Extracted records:

※ ※ ※

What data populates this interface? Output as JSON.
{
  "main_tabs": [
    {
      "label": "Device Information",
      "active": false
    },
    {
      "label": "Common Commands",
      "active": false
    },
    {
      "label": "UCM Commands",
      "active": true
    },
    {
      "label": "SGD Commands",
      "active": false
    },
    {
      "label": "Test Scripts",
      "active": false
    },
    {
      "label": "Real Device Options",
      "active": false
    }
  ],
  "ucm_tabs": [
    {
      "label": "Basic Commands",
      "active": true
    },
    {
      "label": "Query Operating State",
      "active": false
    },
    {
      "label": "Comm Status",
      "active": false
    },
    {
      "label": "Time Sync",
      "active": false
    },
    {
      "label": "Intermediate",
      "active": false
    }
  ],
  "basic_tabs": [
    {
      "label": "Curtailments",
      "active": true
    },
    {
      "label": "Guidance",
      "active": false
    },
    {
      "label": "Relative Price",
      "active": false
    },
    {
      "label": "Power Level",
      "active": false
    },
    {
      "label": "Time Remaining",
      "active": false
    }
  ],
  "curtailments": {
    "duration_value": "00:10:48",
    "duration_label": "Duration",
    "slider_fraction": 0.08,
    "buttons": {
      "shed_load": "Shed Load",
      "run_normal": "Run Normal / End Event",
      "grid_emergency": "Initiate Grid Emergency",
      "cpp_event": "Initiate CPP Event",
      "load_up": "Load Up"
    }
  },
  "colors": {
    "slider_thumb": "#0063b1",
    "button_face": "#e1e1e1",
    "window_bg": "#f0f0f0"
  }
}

※ ※ ※

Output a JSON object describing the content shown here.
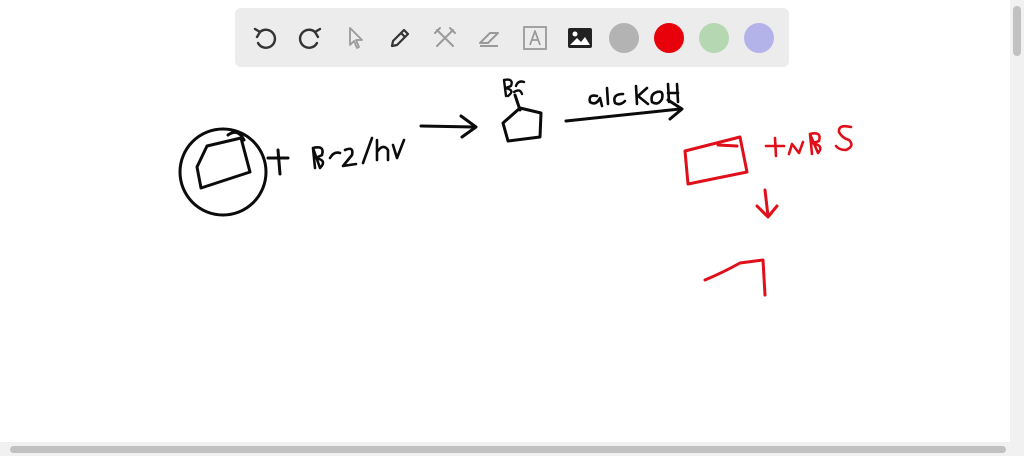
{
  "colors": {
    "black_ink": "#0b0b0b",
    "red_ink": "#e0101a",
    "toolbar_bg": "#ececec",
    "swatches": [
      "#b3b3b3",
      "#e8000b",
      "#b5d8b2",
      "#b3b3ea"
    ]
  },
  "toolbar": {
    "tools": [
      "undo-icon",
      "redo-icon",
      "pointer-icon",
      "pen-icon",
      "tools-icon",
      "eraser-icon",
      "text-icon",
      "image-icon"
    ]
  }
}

※ ※ ※

### Exercise task
Lines that hold the word "Commands" are the ones to return, every one of them.

### Output for this exercise
      "label": "Common Commands",
      "label": "UCM Commands",
      "label": "SGD Commands",
      "label": "Basic Commands",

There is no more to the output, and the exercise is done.